> **Provided records**
--- BEGIN ---

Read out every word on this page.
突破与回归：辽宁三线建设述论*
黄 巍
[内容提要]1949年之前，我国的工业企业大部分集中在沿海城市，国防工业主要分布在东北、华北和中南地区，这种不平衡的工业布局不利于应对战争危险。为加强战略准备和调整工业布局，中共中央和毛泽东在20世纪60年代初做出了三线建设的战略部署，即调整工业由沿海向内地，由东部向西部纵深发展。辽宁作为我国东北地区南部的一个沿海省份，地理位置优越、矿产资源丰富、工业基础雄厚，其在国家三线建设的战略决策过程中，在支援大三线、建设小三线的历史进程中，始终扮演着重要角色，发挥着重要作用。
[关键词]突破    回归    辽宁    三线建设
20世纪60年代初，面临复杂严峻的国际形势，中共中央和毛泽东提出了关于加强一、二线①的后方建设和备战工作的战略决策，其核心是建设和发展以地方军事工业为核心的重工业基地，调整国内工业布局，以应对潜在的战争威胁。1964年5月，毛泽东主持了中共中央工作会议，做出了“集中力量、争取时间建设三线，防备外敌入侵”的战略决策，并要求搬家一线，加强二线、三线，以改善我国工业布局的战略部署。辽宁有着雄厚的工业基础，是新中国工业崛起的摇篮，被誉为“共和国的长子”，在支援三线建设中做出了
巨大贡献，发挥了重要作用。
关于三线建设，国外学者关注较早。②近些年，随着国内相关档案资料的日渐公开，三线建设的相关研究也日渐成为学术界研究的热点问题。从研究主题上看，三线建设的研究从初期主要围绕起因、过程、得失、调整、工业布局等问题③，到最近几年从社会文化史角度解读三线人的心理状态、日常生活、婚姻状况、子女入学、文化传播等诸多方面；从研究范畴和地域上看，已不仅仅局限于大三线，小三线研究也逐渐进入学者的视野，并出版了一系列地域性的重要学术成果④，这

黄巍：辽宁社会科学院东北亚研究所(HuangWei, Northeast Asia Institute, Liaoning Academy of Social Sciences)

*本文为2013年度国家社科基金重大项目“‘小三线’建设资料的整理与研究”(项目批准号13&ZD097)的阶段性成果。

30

--- END ---
--- BEGIN ---

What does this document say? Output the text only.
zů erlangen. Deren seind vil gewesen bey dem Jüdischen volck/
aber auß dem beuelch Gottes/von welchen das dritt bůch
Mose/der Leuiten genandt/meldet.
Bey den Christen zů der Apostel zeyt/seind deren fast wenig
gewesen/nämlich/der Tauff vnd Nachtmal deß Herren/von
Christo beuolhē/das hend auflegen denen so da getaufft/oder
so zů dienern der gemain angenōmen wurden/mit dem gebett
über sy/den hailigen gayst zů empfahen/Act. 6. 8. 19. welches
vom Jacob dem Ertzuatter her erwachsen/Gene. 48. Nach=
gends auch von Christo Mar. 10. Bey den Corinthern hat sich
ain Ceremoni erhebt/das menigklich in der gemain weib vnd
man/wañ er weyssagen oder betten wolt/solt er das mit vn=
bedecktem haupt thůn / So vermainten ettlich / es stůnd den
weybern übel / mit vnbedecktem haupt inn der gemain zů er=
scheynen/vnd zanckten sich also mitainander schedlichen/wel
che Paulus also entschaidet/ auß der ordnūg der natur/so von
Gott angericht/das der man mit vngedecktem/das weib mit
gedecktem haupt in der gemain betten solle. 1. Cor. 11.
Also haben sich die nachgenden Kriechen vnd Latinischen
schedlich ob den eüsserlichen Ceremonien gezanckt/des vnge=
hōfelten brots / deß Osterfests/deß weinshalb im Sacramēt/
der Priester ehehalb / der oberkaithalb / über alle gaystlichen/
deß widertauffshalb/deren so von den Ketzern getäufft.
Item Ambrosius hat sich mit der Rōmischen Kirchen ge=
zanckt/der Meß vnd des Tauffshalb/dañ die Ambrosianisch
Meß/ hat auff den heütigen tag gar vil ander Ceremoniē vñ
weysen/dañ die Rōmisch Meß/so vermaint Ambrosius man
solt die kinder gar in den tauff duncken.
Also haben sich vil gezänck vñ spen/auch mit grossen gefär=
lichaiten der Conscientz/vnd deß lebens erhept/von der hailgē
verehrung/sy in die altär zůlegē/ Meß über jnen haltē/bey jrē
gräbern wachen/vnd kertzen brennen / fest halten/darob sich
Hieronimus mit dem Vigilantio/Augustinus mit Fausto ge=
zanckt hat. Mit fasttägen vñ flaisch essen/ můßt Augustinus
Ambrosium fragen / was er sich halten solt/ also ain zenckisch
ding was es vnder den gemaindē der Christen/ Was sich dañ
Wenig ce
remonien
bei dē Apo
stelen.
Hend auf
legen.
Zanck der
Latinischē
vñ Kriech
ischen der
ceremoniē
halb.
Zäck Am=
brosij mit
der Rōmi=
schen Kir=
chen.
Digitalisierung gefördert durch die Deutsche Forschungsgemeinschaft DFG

--- END ---

> **To do**
Look through the listing above. Pick out each line with "oder" and copy it.

> **The answer**
Christo beuolhē/das hend auflegen denen so da getaufft/oder
man/wañ er weyssagen oder betten wolt/solt er das mit vn=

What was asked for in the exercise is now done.